Goal: Write out each line from the data below that includes the word "binario".

--- Begin Entries provided ---

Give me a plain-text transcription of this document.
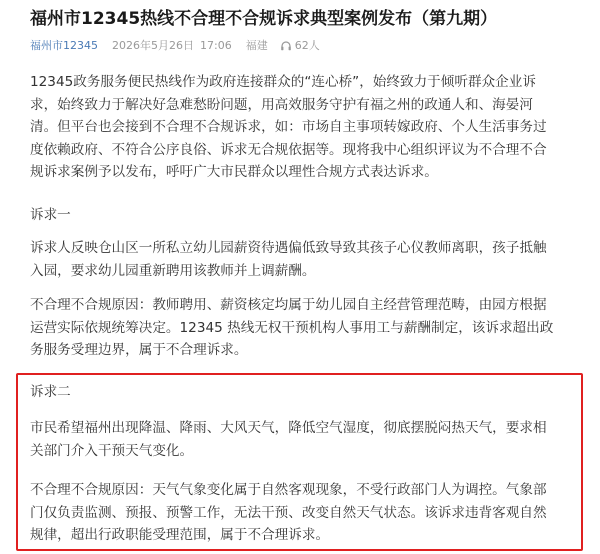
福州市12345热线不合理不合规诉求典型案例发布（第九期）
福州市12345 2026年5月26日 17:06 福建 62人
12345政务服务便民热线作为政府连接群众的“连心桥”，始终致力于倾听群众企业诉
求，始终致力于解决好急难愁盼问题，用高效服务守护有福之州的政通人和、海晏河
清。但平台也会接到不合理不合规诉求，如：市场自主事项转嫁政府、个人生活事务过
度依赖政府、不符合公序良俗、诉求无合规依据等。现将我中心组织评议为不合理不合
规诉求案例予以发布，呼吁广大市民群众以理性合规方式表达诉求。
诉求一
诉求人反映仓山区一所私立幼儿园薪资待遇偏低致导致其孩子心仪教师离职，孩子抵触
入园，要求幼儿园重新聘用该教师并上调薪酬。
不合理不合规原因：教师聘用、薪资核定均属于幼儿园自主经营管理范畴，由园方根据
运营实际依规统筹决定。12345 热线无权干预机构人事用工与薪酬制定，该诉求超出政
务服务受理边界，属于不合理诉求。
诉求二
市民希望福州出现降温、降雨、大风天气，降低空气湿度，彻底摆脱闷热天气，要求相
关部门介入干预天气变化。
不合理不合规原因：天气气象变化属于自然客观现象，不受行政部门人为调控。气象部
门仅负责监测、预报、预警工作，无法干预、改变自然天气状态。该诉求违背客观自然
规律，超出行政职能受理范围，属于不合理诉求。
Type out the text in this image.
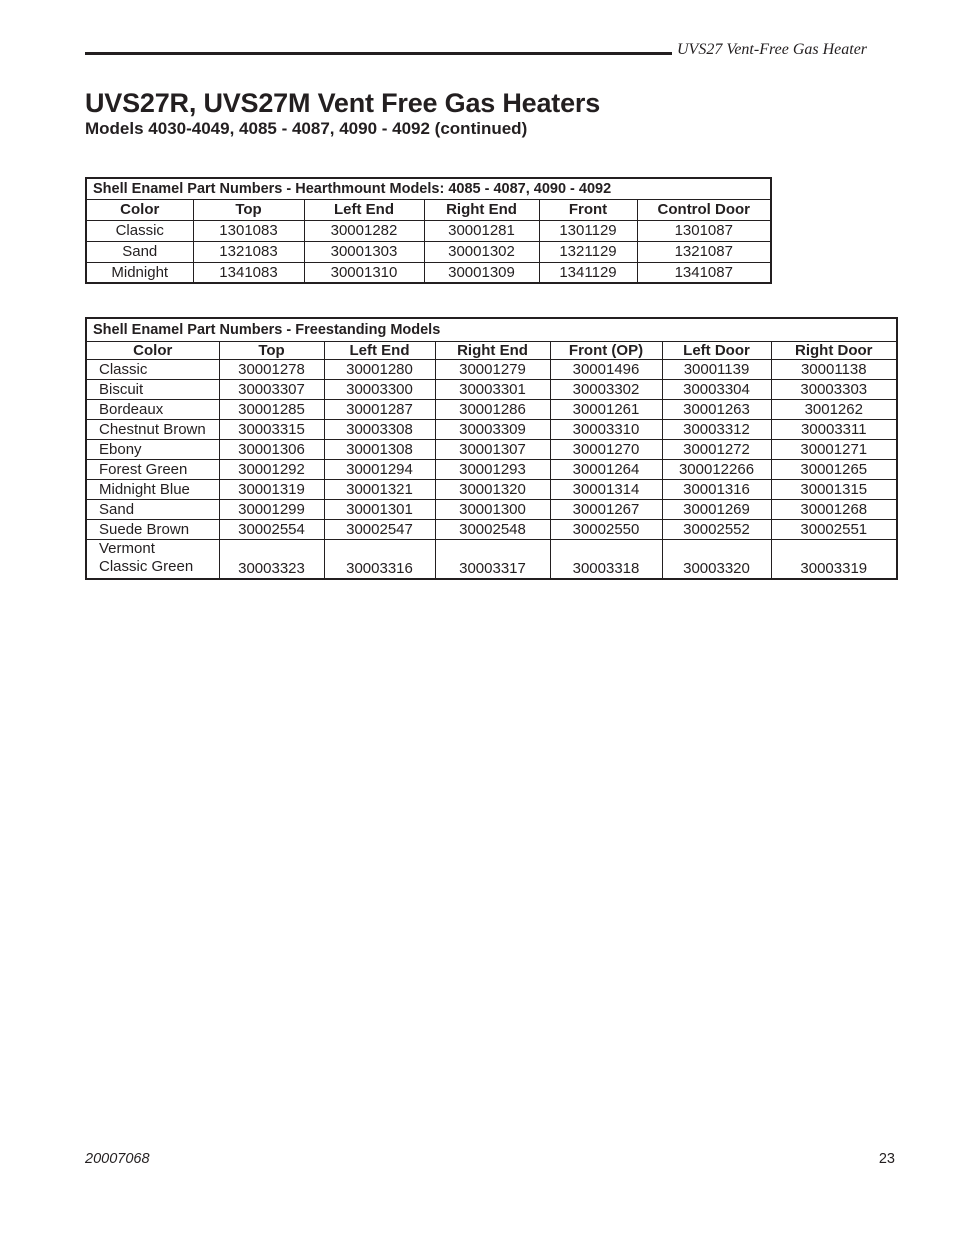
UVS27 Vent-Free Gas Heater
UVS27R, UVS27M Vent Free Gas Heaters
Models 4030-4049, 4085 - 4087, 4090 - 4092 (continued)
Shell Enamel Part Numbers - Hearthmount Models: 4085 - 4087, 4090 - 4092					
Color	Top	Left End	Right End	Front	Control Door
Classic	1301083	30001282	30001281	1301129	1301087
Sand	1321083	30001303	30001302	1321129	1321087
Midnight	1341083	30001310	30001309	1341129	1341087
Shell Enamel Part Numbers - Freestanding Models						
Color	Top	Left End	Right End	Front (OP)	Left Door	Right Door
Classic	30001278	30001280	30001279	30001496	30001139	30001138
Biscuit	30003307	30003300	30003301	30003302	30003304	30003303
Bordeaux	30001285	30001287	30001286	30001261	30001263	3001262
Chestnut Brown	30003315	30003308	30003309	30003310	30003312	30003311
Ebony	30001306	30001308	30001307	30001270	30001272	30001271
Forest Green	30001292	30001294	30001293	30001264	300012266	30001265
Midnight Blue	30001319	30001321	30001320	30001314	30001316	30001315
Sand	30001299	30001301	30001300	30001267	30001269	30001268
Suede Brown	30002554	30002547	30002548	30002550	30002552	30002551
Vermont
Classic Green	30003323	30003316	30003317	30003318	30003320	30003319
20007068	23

--- End Entries provided ---
--- Begin Entries provided ---

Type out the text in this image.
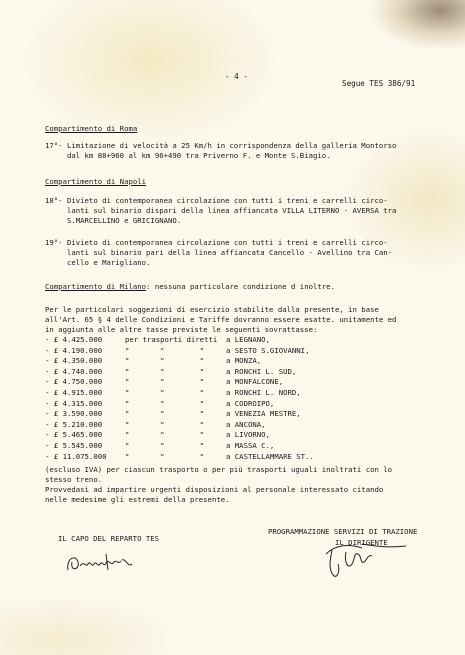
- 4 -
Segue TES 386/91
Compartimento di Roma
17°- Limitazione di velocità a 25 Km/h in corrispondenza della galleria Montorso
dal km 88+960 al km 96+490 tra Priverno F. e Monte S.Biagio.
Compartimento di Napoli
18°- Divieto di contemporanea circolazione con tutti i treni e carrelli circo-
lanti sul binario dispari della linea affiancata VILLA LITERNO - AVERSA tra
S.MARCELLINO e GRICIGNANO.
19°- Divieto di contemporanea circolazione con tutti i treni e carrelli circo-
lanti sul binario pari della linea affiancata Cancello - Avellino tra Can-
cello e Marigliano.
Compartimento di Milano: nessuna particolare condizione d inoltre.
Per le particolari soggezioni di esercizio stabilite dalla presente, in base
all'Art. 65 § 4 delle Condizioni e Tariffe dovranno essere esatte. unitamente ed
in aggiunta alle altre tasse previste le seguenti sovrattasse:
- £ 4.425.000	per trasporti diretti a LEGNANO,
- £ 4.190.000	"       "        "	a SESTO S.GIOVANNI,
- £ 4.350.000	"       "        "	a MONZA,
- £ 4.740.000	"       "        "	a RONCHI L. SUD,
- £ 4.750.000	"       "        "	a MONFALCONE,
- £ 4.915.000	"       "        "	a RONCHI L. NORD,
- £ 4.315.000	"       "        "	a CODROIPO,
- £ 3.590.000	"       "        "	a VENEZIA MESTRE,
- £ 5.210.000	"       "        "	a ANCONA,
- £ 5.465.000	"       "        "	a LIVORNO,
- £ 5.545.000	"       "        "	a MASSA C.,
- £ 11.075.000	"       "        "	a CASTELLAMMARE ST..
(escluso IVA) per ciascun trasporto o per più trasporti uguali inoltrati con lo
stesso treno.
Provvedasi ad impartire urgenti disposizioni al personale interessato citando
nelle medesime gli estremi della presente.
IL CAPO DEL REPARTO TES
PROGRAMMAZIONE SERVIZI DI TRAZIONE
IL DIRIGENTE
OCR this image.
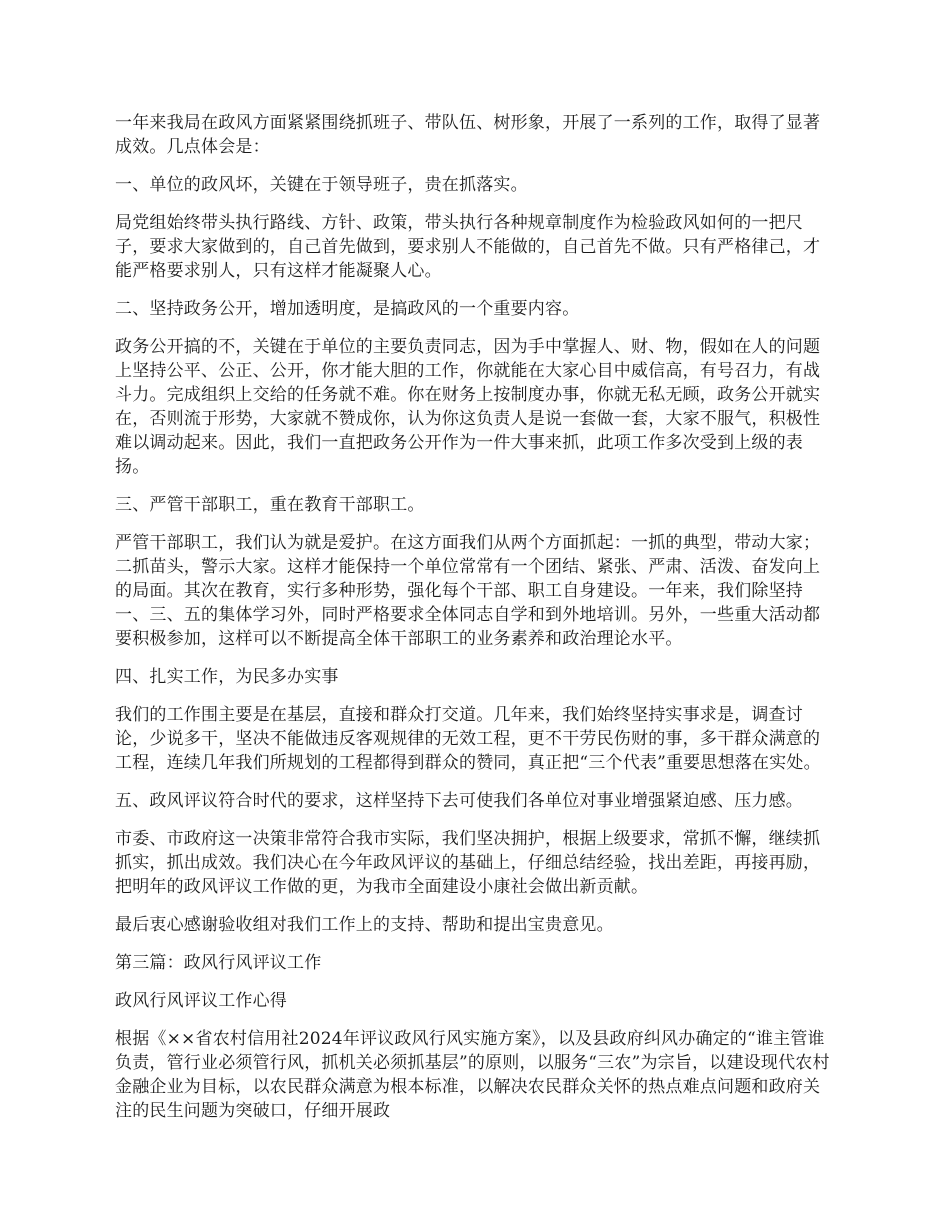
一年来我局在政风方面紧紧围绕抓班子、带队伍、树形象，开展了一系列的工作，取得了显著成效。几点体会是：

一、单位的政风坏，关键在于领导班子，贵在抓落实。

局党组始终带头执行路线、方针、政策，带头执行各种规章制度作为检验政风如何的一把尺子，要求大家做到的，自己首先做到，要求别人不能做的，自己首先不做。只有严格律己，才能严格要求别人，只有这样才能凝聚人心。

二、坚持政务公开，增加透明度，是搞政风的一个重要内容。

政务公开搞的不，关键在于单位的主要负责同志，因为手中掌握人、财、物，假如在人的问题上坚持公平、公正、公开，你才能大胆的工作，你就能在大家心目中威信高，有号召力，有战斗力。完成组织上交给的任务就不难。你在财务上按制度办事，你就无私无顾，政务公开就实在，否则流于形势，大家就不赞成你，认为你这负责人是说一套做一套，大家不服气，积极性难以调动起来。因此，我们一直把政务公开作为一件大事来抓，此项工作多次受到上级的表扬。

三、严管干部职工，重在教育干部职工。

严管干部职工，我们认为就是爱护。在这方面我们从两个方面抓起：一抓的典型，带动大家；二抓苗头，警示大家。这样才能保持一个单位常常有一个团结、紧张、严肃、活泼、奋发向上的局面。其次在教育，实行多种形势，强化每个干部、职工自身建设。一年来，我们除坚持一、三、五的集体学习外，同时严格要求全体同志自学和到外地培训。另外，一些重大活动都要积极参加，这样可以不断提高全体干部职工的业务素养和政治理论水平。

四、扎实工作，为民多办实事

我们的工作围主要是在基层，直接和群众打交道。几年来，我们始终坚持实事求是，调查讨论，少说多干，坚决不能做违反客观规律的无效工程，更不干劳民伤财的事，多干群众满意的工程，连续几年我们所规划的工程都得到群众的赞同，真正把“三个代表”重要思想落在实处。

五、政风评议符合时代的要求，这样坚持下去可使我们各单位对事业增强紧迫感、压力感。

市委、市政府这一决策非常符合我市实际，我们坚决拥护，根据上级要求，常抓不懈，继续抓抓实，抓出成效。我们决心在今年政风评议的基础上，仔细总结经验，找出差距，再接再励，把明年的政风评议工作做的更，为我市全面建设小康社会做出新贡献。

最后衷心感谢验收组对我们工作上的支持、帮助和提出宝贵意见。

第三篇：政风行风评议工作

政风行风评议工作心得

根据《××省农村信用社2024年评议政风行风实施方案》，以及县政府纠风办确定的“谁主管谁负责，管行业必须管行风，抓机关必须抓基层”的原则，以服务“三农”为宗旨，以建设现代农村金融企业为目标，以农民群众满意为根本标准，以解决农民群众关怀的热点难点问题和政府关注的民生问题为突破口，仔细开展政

--- End Entries provided ---

Complete output:
lanti sul binario dispari della linea affiancata VILLA LITERNO - AVERSA tra
lanti sul binario pari della linea affiancata Cancello - Avellino tra Can-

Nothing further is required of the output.